What the task asks:
Every line of the data below that holds the string "förlust" needs to be reported.

Provided material:
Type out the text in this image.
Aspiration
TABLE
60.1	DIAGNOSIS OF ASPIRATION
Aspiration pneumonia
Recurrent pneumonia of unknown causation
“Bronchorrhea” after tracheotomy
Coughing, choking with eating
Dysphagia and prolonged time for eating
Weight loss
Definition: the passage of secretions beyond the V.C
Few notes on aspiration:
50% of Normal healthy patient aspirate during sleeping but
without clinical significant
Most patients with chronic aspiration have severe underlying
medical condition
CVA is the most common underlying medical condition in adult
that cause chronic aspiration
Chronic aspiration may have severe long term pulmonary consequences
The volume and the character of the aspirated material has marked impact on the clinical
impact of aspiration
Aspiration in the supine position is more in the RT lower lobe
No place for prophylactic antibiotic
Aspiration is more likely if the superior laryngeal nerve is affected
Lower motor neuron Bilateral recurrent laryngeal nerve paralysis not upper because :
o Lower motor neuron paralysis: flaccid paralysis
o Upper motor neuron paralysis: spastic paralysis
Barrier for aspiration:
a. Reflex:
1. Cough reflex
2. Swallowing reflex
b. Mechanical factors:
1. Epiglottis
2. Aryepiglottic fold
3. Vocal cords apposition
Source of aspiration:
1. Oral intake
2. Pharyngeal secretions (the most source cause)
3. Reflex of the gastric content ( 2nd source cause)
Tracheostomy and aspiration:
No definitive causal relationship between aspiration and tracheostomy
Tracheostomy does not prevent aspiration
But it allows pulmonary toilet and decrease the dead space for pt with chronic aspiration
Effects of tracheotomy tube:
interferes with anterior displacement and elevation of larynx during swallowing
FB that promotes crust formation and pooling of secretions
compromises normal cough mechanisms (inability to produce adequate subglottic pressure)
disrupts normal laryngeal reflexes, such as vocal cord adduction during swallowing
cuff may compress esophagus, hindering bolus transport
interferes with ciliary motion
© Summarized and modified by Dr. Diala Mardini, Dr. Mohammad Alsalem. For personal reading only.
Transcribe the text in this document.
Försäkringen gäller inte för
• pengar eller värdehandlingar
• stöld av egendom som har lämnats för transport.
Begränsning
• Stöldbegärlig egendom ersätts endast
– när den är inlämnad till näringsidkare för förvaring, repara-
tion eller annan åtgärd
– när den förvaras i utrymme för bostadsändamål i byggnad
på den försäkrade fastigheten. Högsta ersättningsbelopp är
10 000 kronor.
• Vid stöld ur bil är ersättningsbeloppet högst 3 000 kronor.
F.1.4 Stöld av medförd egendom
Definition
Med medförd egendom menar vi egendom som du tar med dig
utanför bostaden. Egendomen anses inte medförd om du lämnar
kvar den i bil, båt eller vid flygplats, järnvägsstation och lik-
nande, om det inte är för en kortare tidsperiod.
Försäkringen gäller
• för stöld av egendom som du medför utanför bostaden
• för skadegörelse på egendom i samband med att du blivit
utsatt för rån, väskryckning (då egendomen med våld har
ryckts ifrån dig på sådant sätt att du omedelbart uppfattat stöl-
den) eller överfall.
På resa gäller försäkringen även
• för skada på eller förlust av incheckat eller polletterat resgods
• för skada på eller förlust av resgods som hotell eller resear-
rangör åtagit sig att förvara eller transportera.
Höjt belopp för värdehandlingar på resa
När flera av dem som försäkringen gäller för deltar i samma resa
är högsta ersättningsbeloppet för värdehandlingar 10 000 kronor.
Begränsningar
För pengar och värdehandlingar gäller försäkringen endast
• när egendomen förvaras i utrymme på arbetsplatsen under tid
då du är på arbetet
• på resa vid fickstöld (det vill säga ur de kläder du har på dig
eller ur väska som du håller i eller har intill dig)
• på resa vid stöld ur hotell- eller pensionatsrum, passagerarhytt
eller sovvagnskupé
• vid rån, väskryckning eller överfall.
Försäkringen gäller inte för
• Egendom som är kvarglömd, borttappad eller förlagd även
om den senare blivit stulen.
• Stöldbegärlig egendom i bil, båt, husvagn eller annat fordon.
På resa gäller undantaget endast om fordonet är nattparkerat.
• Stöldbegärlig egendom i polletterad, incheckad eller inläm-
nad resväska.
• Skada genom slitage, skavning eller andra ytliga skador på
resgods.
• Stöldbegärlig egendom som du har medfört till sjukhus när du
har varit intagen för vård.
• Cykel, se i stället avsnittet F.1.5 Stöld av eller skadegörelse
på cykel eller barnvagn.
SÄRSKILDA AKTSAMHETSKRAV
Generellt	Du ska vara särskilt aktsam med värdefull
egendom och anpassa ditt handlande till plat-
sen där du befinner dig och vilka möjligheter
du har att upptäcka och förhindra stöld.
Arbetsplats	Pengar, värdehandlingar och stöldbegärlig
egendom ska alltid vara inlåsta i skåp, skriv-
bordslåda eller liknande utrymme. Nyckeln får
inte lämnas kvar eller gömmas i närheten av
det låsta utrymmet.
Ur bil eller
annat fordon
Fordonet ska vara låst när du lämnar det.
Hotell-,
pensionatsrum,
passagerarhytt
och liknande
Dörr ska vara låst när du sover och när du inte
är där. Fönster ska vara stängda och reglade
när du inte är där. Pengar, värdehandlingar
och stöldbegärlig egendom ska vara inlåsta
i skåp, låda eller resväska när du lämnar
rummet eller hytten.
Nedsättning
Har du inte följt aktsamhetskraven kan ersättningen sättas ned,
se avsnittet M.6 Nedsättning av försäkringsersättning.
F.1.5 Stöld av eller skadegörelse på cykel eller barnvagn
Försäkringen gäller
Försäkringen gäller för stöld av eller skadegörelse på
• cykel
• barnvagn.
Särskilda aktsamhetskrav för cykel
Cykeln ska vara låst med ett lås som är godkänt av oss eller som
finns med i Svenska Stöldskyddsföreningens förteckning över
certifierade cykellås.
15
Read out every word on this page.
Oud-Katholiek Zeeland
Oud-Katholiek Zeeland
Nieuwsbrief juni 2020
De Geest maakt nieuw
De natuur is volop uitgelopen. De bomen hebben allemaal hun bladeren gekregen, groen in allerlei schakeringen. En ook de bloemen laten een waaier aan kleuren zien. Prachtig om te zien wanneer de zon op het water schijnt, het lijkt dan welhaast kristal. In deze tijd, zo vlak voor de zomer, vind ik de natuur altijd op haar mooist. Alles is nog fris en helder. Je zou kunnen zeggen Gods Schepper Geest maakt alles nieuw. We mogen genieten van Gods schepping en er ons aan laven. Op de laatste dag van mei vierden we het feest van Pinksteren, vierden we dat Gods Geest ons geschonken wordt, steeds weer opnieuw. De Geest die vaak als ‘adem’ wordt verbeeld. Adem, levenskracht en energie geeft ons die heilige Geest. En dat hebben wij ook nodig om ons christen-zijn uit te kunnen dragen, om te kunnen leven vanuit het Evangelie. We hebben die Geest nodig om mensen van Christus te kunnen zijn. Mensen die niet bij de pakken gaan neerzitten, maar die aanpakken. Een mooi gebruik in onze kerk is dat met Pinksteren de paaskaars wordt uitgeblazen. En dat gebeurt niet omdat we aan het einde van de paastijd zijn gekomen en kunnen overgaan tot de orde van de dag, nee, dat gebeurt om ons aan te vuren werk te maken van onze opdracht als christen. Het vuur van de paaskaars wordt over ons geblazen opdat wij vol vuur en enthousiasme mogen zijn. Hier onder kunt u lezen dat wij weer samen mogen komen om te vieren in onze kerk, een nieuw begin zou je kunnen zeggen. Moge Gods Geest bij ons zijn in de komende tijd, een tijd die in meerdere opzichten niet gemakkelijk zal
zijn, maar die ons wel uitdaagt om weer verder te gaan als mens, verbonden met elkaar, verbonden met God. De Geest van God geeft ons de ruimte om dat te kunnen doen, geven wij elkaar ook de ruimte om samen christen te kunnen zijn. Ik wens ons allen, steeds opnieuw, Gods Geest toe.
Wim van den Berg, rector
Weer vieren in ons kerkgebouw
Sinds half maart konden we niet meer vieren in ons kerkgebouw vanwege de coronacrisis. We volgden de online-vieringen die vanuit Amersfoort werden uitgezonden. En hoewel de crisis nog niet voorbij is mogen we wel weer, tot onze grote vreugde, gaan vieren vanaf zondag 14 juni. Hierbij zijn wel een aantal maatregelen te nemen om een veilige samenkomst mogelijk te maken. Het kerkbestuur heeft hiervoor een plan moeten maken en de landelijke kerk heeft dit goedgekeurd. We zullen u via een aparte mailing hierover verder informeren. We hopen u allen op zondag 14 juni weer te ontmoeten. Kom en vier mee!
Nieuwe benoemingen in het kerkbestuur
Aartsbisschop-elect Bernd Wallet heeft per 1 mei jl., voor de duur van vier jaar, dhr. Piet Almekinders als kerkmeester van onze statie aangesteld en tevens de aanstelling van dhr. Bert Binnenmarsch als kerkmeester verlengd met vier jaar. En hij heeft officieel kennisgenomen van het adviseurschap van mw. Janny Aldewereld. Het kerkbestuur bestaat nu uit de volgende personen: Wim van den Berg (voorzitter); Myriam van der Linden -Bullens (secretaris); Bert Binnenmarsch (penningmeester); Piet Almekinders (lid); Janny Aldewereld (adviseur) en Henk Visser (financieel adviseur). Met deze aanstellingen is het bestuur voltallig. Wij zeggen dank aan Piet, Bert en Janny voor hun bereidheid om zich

Solution:
• för skada på eller förlust av incheckat eller polletterat resgods
• för skada på eller förlust av resgods som hotell eller resear-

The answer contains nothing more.